• The exercise
Omit the pictures from the entries below and retype everything else exactly.

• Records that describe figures
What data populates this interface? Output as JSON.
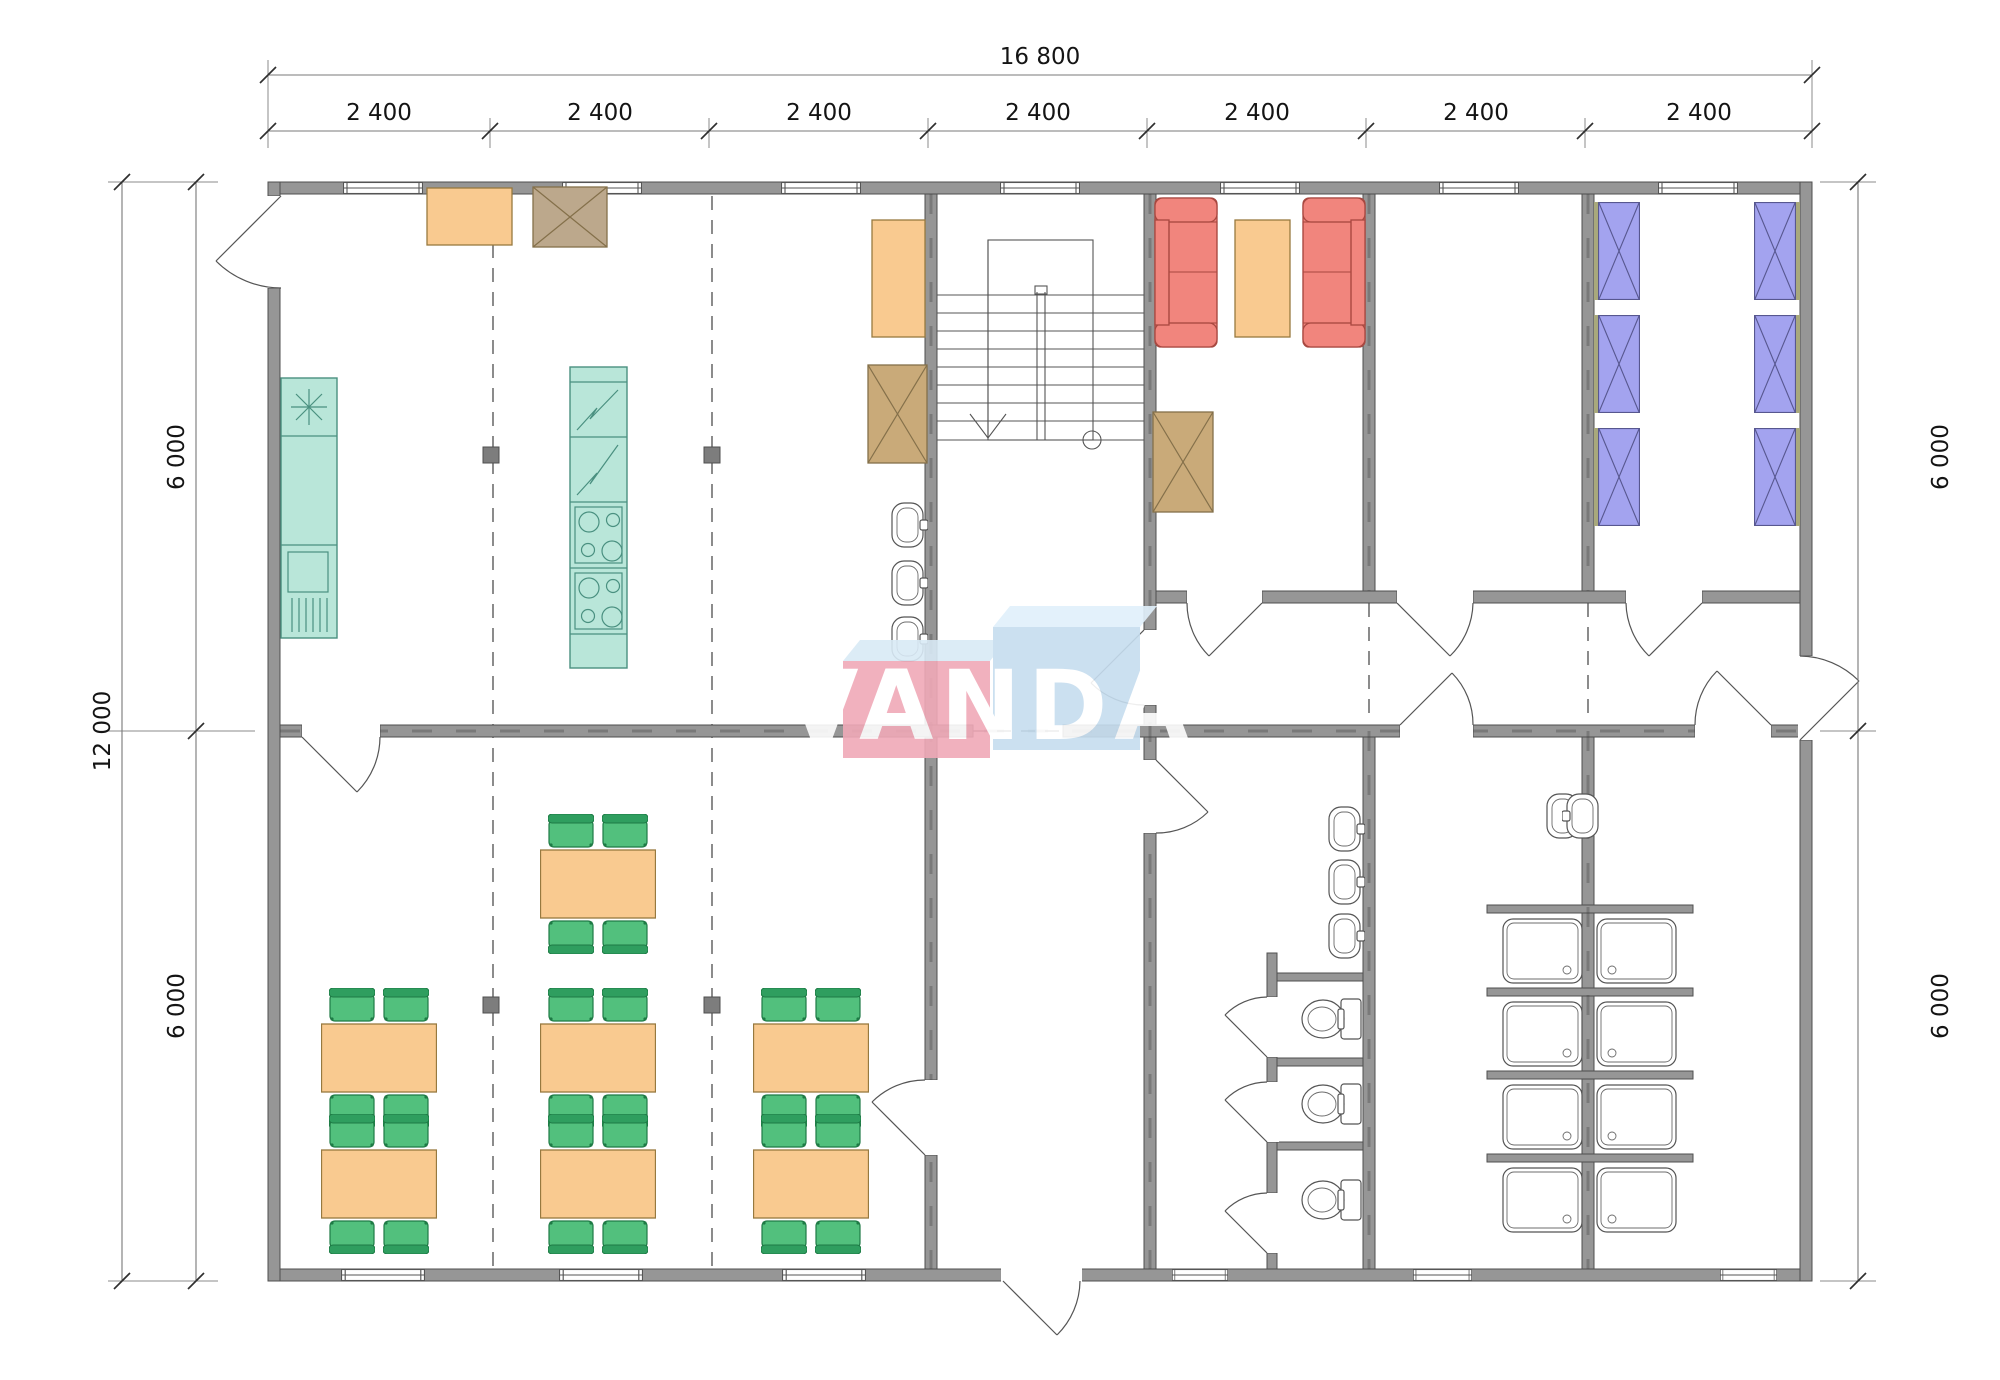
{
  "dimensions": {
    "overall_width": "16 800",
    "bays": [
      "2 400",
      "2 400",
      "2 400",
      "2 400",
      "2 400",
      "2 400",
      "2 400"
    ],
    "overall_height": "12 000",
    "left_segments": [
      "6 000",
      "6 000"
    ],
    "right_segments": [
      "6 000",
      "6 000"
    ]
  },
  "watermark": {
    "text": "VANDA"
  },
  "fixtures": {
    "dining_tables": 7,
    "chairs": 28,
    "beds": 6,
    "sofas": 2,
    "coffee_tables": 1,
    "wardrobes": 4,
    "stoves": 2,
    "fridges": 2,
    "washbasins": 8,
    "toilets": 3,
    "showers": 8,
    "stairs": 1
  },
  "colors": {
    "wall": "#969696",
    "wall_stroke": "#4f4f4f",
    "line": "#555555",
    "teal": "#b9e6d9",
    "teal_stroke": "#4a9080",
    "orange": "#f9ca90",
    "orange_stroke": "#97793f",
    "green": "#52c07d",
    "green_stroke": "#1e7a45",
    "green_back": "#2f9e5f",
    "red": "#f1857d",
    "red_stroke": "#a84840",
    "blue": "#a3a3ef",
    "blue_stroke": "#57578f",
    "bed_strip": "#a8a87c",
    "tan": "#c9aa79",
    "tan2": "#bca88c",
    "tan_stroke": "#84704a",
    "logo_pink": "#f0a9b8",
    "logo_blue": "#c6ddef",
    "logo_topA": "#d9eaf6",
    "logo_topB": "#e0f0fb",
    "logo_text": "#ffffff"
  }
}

• Output
What data populates this interface? Output as JSON.
{
  "dimensions": {
    "overall_width": "16 800",
    "bays": [
      "2 400",
      "2 400",
      "2 400",
      "2 400",
      "2 400",
      "2 400",
      "2 400"
    ],
    "overall_height": "12 000",
    "left_segments": [
      "6 000",
      "6 000"
    ],
    "right_segments": [
      "6 000",
      "6 000"
    ]
  },
  "watermark": {
    "text": "VANDA"
  },
  "fixtures": {
    "dining_tables": 7,
    "chairs": 28,
    "beds": 6,
    "sofas": 2,
    "coffee_tables": 1,
    "wardrobes": 4,
    "stoves": 2,
    "fridges": 2,
    "washbasins": 8,
    "toilets": 3,
    "showers": 8,
    "stairs": 1
  },
  "colors": {
    "wall": "#969696",
    "wall_stroke": "#4f4f4f",
    "line": "#555555",
    "teal": "#b9e6d9",
    "teal_stroke": "#4a9080",
    "orange": "#f9ca90",
    "orange_stroke": "#97793f",
    "green": "#52c07d",
    "green_stroke": "#1e7a45",
    "green_back": "#2f9e5f",
    "red": "#f1857d",
    "red_stroke": "#a84840",
    "blue": "#a3a3ef",
    "blue_stroke": "#57578f",
    "bed_strip": "#a8a87c",
    "tan": "#c9aa79",
    "tan2": "#bca88c",
    "tan_stroke": "#84704a",
    "logo_pink": "#f0a9b8",
    "logo_blue": "#c6ddef",
    "logo_topA": "#d9eaf6",
    "logo_topB": "#e0f0fb",
    "logo_text": "#ffffff"
  }
}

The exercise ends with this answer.